◆ **Stored data**:
┄┄┄┄┄┄┄┄┄┄┄┄┄┄┄┄┄┄┄┄

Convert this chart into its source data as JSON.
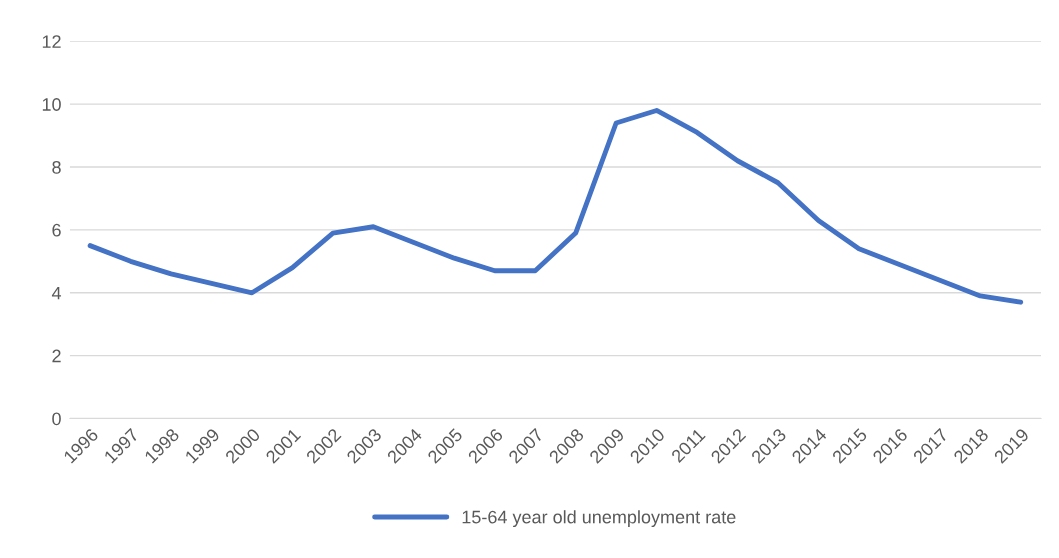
{
  "chart_data": {
    "type": "line",
    "categories": [
      "1996",
      "1997",
      "1998",
      "1999",
      "2000",
      "2001",
      "2002",
      "2003",
      "2004",
      "2005",
      "2006",
      "2007",
      "2008",
      "2009",
      "2010",
      "2011",
      "2012",
      "2013",
      "2014",
      "2015",
      "2016",
      "2017",
      "2018",
      "2019"
    ],
    "series": [
      {
        "name": "15-64 year old unemployment rate",
        "color": "#4472c4",
        "values": [
          5.5,
          5.0,
          4.6,
          4.3,
          4.0,
          4.8,
          5.9,
          6.1,
          5.6,
          5.1,
          4.7,
          4.7,
          5.9,
          9.4,
          9.8,
          9.1,
          8.2,
          7.5,
          6.3,
          5.4,
          4.9,
          4.4,
          3.9,
          3.7
        ]
      }
    ],
    "ylim": [
      0,
      12
    ],
    "yticks": [
      0,
      2,
      4,
      6,
      8,
      10,
      12
    ],
    "grid": "y",
    "legend": "bottom",
    "marker": "none",
    "line_style": "solid"
  }
}
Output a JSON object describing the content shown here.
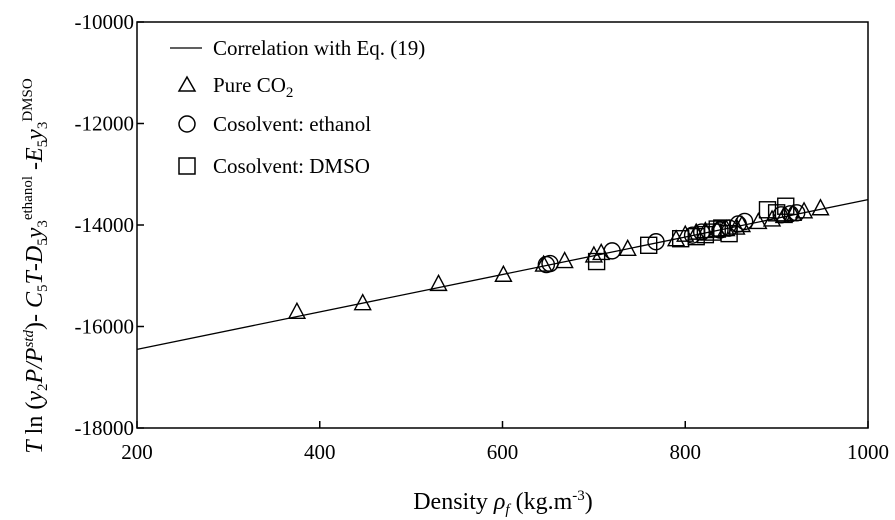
{
  "chart_data": {
    "type": "scatter",
    "xlabel": "Density ρf (kg.m-3)",
    "ylabel": "T ln (y2P/Pstd)- C5T-D5y3ethanol -E5y3DMSO",
    "xlim": [
      200,
      1000
    ],
    "ylim": [
      -18000,
      -10000
    ],
    "x_ticks": [
      "200",
      "400",
      "600",
      "800",
      "1000"
    ],
    "y_ticks": [
      "-18000",
      "-16000",
      "-14000",
      "-12000",
      "-10000"
    ],
    "legend_position": "top-left",
    "legend": {
      "line": "Correlation with Eq. (19)",
      "pure": "Pure CO2",
      "ethanol": "Cosolvent: ethanol",
      "dmso": "Cosolvent: DMSO"
    },
    "series": [
      {
        "name": "Correlation with Eq. (19)",
        "kind": "line",
        "x": [
          200,
          1000
        ],
        "y": [
          -16450,
          -13500
        ]
      },
      {
        "name": "Pure CO2",
        "kind": "triangle",
        "x": [
          375,
          447,
          530,
          601,
          645,
          668,
          700,
          708,
          737,
          790,
          800,
          812,
          822,
          835,
          845,
          856,
          862,
          880,
          895,
          908,
          918,
          930,
          948
        ],
        "y": [
          -15720,
          -15550,
          -15170,
          -14990,
          -14790,
          -14720,
          -14610,
          -14560,
          -14480,
          -14290,
          -14200,
          -14160,
          -14130,
          -14110,
          -14090,
          -14060,
          -14010,
          -13950,
          -13900,
          -13830,
          -13790,
          -13740,
          -13680
        ]
      },
      {
        "name": "Cosolvent: ethanol",
        "kind": "circle",
        "x": [
          648,
          652,
          720,
          768,
          808,
          818,
          838,
          848,
          858,
          865,
          905,
          915,
          922
        ],
        "y": [
          -14780,
          -14760,
          -14510,
          -14330,
          -14200,
          -14140,
          -14100,
          -14060,
          -13980,
          -13930,
          -13800,
          -13780,
          -13760
        ]
      },
      {
        "name": "Cosolvent: DMSO",
        "kind": "square",
        "x": [
          703,
          760,
          795,
          812,
          822,
          830,
          835,
          840,
          848,
          890,
          900,
          910
        ],
        "y": [
          -14720,
          -14400,
          -14270,
          -14230,
          -14190,
          -14140,
          -14080,
          -14060,
          -14170,
          -13700,
          -13760,
          -13630
        ]
      }
    ]
  }
}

┄┄┄┄┄┄┄┄┄┄┄┄┄┄┄┄┄┄┄┄

◆ **PROBLEM DESCRIPTION**: Repeat each record exactly, with the pictures left out.

◆ **IN RESPONSE**:
Convert this chart into its source data as JSON.
{
  "chart_data": {
    "type": "line",
    "categories": [
      "1996",
      "1997",
      "1998",
      "1999",
      "2000",
      "2001",
      "2002",
      "2003",
      "2004",
      "2005",
      "2006",
      "2007",
      "2008",
      "2009",
      "2010",
      "2011",
      "2012",
      "2013",
      "2014",
      "2015",
      "2016",
      "2017",
      "2018",
      "2019"
    ],
    "series": [
      {
        "name": "15-64 year old unemployment rate",
        "color": "#4472c4",
        "values": [
          5.5,
          5.0,
          4.6,
          4.3,
          4.0,
          4.8,
          5.9,
          6.1,
          5.6,
          5.1,
          4.7,
          4.7,
          5.9,
          9.4,
          9.8,
          9.1,
          8.2,
          7.5,
          6.3,
          5.4,
          4.9,
          4.4,
          3.9,
          3.7
        ]
      }
    ],
    "ylim": [
      0,
      12
    ],
    "yticks": [
      0,
      2,
      4,
      6,
      8,
      10,
      12
    ],
    "grid": "y",
    "legend": "bottom",
    "marker": "none",
    "line_style": "solid"
  }
}
Output a JSON object describing the content shown here.
{
  "chart_data": {
    "type": "scatter",
    "xlabel": "Density ρf (kg.m-3)",
    "ylabel": "T ln (y2P/Pstd)- C5T-D5y3ethanol -E5y3DMSO",
    "xlim": [
      200,
      1000
    ],
    "ylim": [
      -18000,
      -10000
    ],
    "x_ticks": [
      "200",
      "400",
      "600",
      "800",
      "1000"
    ],
    "y_ticks": [
      "-18000",
      "-16000",
      "-14000",
      "-12000",
      "-10000"
    ],
    "legend_position": "top-left",
    "legend": {
      "line": "Correlation with Eq. (19)",
      "pure": "Pure CO2",
      "ethanol": "Cosolvent: ethanol",
      "dmso": "Cosolvent: DMSO"
    },
    "series": [
      {
        "name": "Correlation with Eq. (19)",
        "kind": "line",
        "x": [
          200,
          1000
        ],
        "y": [
          -16450,
          -13500
        ]
      },
      {
        "name": "Pure CO2",
        "kind": "triangle",
        "x": [
          375,
          447,
          530,
          601,
          645,
          668,
          700,
          708,
          737,
          790,
          800,
          812,
          822,
          835,
          845,
          856,
          862,
          880,
          895,
          908,
          918,
          930,
          948
        ],
        "y": [
          -15720,
          -15550,
          -15170,
          -14990,
          -14790,
          -14720,
          -14610,
          -14560,
          -14480,
          -14290,
          -14200,
          -14160,
          -14130,
          -14110,
          -14090,
          -14060,
          -14010,
          -13950,
          -13900,
          -13830,
          -13790,
          -13740,
          -13680
        ]
      },
      {
        "name": "Cosolvent: ethanol",
        "kind": "circle",
        "x": [
          648,
          652,
          720,
          768,
          808,
          818,
          838,
          848,
          858,
          865,
          905,
          915,
          922
        ],
        "y": [
          -14780,
          -14760,
          -14510,
          -14330,
          -14200,
          -14140,
          -14100,
          -14060,
          -13980,
          -13930,
          -13800,
          -13780,
          -13760
        ]
      },
      {
        "name": "Cosolvent: DMSO",
        "kind": "square",
        "x": [
          703,
          760,
          795,
          812,
          822,
          830,
          835,
          840,
          848,
          890,
          900,
          910
        ],
        "y": [
          -14720,
          -14400,
          -14270,
          -14230,
          -14190,
          -14140,
          -14080,
          -14060,
          -14170,
          -13700,
          -13760,
          -13630
        ]
      }
    ]
  }
}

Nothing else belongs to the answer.